Stored items from a collection:

⁂

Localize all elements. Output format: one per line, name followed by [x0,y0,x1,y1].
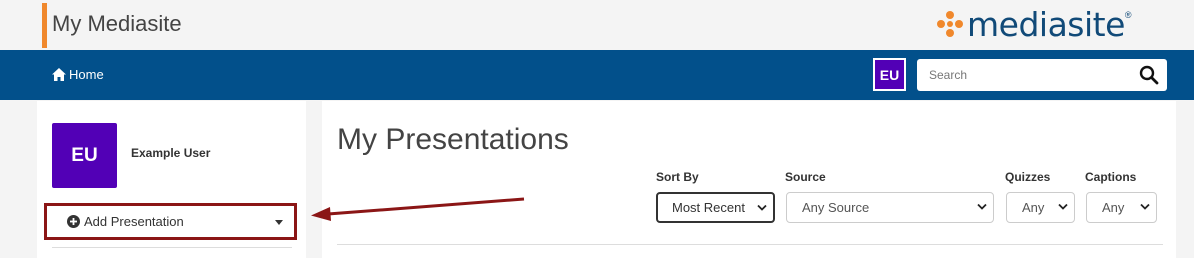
sort-by-select[interactable]: Most Recent [656,192,775,223]
page-title: My Presentations [337,123,569,156]
app-title: My Mediasite [52,11,182,36]
quizzes-select[interactable]: Any [1006,192,1075,223]
user-avatar-button[interactable]: EU [873,58,906,91]
mediasite-logo[interactable]: mediasite ® [935,6,1132,42]
main-content: My Presentations Sort By Most Recent Sou… [322,101,1176,258]
orange-dots-logo-icon [937,11,963,37]
logo-registered-mark: ® [1124,10,1132,20]
captions-select[interactable]: Any [1086,192,1157,223]
add-presentation-label: Add Presentation [84,214,184,229]
profile-user-name: Example User [131,146,211,160]
search-input[interactable] [917,59,1132,91]
profile-avatar: EU [52,123,117,188]
home-icon [52,68,66,81]
top-header: My Mediasite mediasite ® [0,0,1194,50]
sort-by-label: Sort By [656,170,699,184]
plus-circle-icon [67,215,80,228]
chevron-down-icon [977,203,987,210]
add-presentation-dropdown[interactable]: Add Presentation [44,203,297,240]
chevron-down-icon [757,204,767,211]
source-label: Source [785,170,826,184]
header-accent-bar [42,3,47,48]
logo-wordmark: mediasite [967,4,1125,44]
profile-sidebar: EU Example User Add Presentation [37,101,306,258]
quizzes-value: Any [1022,200,1045,215]
main-navbar: Home EU [0,50,1194,100]
source-select[interactable]: Any Source [786,192,994,223]
nav-home-label: Home [69,67,104,82]
search-icon[interactable] [1139,65,1159,85]
quizzes-label: Quizzes [1005,170,1051,184]
captions-label: Captions [1085,170,1137,184]
captions-value: Any [1102,200,1125,215]
sort-by-value: Most Recent [672,200,745,215]
sidebar-divider [52,247,292,248]
chevron-down-icon [1140,203,1150,210]
search-box [917,59,1167,91]
caret-down-icon [275,220,283,225]
source-value: Any Source [802,200,870,215]
main-divider [337,244,1163,245]
chevron-down-icon [1058,203,1068,210]
nav-home-link[interactable]: Home [52,67,104,82]
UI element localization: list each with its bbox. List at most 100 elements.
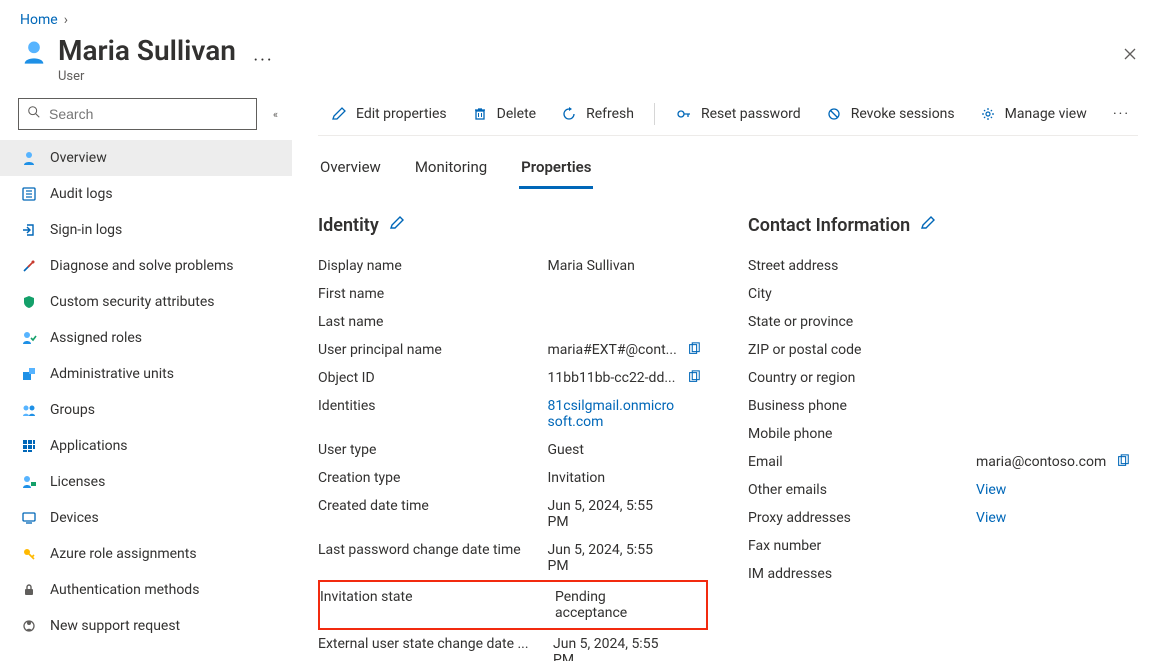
kv-value: maria#EXT#@cont...: [548, 336, 681, 364]
copy-objectid-button[interactable]: [687, 370, 704, 384]
contact-section-title: Contact Information: [748, 215, 910, 236]
edit-identity-button[interactable]: [389, 215, 405, 236]
list-icon: [20, 185, 38, 203]
manage-view-button[interactable]: Manage view: [967, 92, 1099, 135]
kv-label: Country or region: [748, 364, 976, 392]
sidebar-item-label: Applications: [50, 438, 128, 454]
assigned-roles-icon: [20, 329, 38, 347]
kv-label: Display name: [318, 252, 548, 280]
copy-upn-button[interactable]: [687, 342, 704, 356]
kv-value: [976, 280, 1110, 308]
kv-label: User principal name: [318, 336, 548, 364]
content-area: Edit properties Delete Refresh Reset pas…: [292, 92, 1156, 661]
edit-contact-button[interactable]: [920, 215, 936, 236]
tab-overview[interactable]: Overview: [318, 150, 383, 189]
sidebar-item-label: Assigned roles: [50, 330, 142, 346]
kv-value: Jun 5, 2024, 5:55 PM: [553, 630, 680, 661]
revoke-icon: [825, 105, 843, 123]
kv-value: Invitation: [548, 464, 681, 492]
copy-email-button[interactable]: [1116, 454, 1134, 468]
revoke-sessions-button[interactable]: Revoke sessions: [813, 92, 967, 135]
shield-icon: [20, 293, 38, 311]
sidebar: « Overview Audit logs Sign-in logs Diagn…: [0, 92, 292, 661]
sidebar-item-label: New support request: [50, 618, 180, 634]
search-input[interactable]: [47, 105, 248, 123]
key-icon: [20, 545, 38, 563]
sidebar-item-auth-methods[interactable]: Authentication methods: [0, 572, 292, 608]
kv-label: IM addresses: [748, 560, 976, 588]
tab-monitoring[interactable]: Monitoring: [413, 150, 489, 189]
devices-icon: [20, 509, 38, 527]
kv-value: [976, 336, 1110, 364]
sidebar-item-licenses[interactable]: Licenses: [0, 464, 292, 500]
sidebar-item-applications[interactable]: Applications: [0, 428, 292, 464]
kv-label: First name: [318, 280, 548, 308]
kv-value: [976, 392, 1110, 420]
reset-password-button[interactable]: Reset password: [663, 92, 813, 135]
toolbar-label: Reset password: [701, 106, 801, 122]
search-box[interactable]: [18, 98, 257, 130]
person-icon: [20, 149, 38, 167]
sidebar-item-support[interactable]: New support request: [0, 608, 292, 644]
kv-label: Street address: [748, 252, 976, 280]
sidebar-item-label: Authentication methods: [50, 582, 199, 598]
contact-section: Contact Information Street address City …: [748, 215, 1138, 661]
sidebar-item-label: Overview: [50, 150, 107, 166]
identities-link[interactable]: 81csilgmail.onmicrosoft.com: [548, 392, 681, 436]
close-button[interactable]: [1118, 42, 1142, 71]
kv-value: 11bb11bb-cc22-dd...: [548, 364, 681, 392]
page-subtitle: User: [58, 69, 1136, 84]
edit-properties-button[interactable]: Edit properties: [318, 92, 459, 135]
tabs: Overview Monitoring Properties: [318, 136, 1138, 189]
breadcrumb-home[interactable]: Home: [20, 12, 58, 28]
collapse-sidebar-button[interactable]: «: [273, 108, 278, 121]
sidebar-item-overview[interactable]: Overview: [0, 140, 292, 176]
sidebar-item-diagnose[interactable]: Diagnose and solve problems: [0, 248, 292, 284]
licenses-icon: [20, 473, 38, 491]
kv-value: [976, 308, 1110, 336]
refresh-button[interactable]: Refresh: [548, 92, 646, 135]
search-icon: [27, 105, 41, 123]
sidebar-item-admin-units[interactable]: Administrative units: [0, 356, 292, 392]
kv-value: [976, 364, 1110, 392]
proxy-addresses-view-link[interactable]: View: [976, 504, 1110, 532]
header-overflow-button[interactable]: ···: [253, 50, 273, 71]
kv-label: Mobile phone: [748, 420, 976, 448]
sidebar-item-assigned-roles[interactable]: Assigned roles: [0, 320, 292, 356]
identity-section-title: Identity: [318, 215, 379, 236]
tab-properties[interactable]: Properties: [519, 150, 593, 189]
sidebar-item-label: Sign-in logs: [50, 222, 122, 238]
toolbar: Edit properties Delete Refresh Reset pas…: [318, 92, 1138, 136]
admin-units-icon: [20, 365, 38, 383]
toolbar-label: Revoke sessions: [851, 106, 955, 122]
identity-section: Identity Display name Maria Sullivan Fir…: [318, 215, 708, 661]
sidebar-item-label: Audit logs: [50, 186, 113, 202]
pencil-icon: [330, 105, 348, 123]
kv-label: Fax number: [748, 532, 976, 560]
sidebar-item-signin-logs[interactable]: Sign-in logs: [0, 212, 292, 248]
sidebar-item-label: Diagnose and solve problems: [50, 258, 233, 274]
chevron-right-icon: ›: [64, 12, 68, 28]
sidebar-item-label: Custom security attributes: [50, 294, 215, 310]
support-icon: [20, 617, 38, 635]
kv-value: [976, 532, 1110, 560]
lock-icon: [20, 581, 38, 599]
page-header: Maria Sullivan ··· User: [0, 34, 1156, 92]
kv-value: Maria Sullivan: [548, 252, 681, 280]
sidebar-item-custom-security[interactable]: Custom security attributes: [0, 284, 292, 320]
trash-icon: [471, 105, 489, 123]
toolbar-label: Manage view: [1005, 106, 1087, 122]
kv-label: Created date time: [318, 492, 548, 536]
sidebar-item-devices[interactable]: Devices: [0, 500, 292, 536]
sidebar-item-audit-logs[interactable]: Audit logs: [0, 176, 292, 212]
sidebar-item-groups[interactable]: Groups: [0, 392, 292, 428]
kv-value: [976, 252, 1110, 280]
sidebar-item-azure-roles[interactable]: Azure role assignments: [0, 536, 292, 572]
delete-button[interactable]: Delete: [459, 92, 548, 135]
toolbar-overflow-button[interactable]: ···: [1105, 106, 1138, 122]
user-avatar-icon: [20, 38, 48, 70]
signin-icon: [20, 221, 38, 239]
other-emails-view-link[interactable]: View: [976, 476, 1110, 504]
kv-value: Jun 5, 2024, 5:55 PM: [548, 536, 681, 580]
kv-label: Last name: [318, 308, 548, 336]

⁂

## TASK DETAILS
Put everything from the line that contains "kv-value: maria#EXT#@cont...: [548, 336, 681, 364]" down to the line that contains "sidebar-item-label: New support" into a Markdown table with the columns Number and Text. Give each line a running number, include both end lines, and leave out blank lines.

## OUTPUT BELOW
| Number | Text |
|---|---|
| 1 | kv-value: maria#EXT#@cont...: [548, 336, 681, 364] |
| 2 | copy-objectid-button[interactable]: [687, 370, 704, 384] |
| 3 | contact-section-title: Contact Information: [748, 215, 910, 236] |
| 4 | edit-identity-button[interactable]: [389, 215, 405, 236] |
| 5 | list-icon: [20, 185, 38, 203] |
| 6 | manage-view-button[interactable]: Manage view: [967, 92, 1099, 135] |
| 7 | kv-label: Country or region: [748, 364, 976, 392] |
| 8 | sidebar-item-label: Applications: [50, 438, 128, 454] |
| 9 | assigned-roles-icon: [20, 329, 38, 347] |
| 10 | kv-label: Display name: [318, 252, 548, 280] |
| 11 | copy-upn-button[interactable]: [687, 342, 704, 356] |
| 12 | kv-value: [976, 280, 1110, 308] |
| 13 | kv-label: User principal name: [318, 336, 548, 364] |
| 14 | content-area: Edit properties Delete Refresh Reset pas…: [292, 92, 1156, 661] |
| 15 | edit-contact-button[interactable]: [920, 215, 936, 236] |
| 16 | tab-overview[interactable]: Overview: [318, 150, 383, 189] |
| 17 | sidebar-item-label: Assigned roles: [50, 330, 142, 346] |
| 18 | kv-value: Jun 5, 2024, 5:55 PM: [553, 630, 680, 661] |
| 19 | revoke-icon: [825, 105, 843, 123] |
| 20 | kv-value: Invitation: [548, 464, 681, 492] |
| 21 | copy-email-button[interactable]: [1116, 454, 1134, 468] |
| 22 | revoke-sessions-button[interactable]: Revoke sessions: [813, 92, 967, 135] |
| 23 | shield-icon: [20, 293, 38, 311] |
| 24 | sidebar: « Overview Audit logs Sign-in logs Diagn…: [0, 92, 292, 661] |
| 25 | sidebar-item-label: New support request: [50, 618, 180, 634] |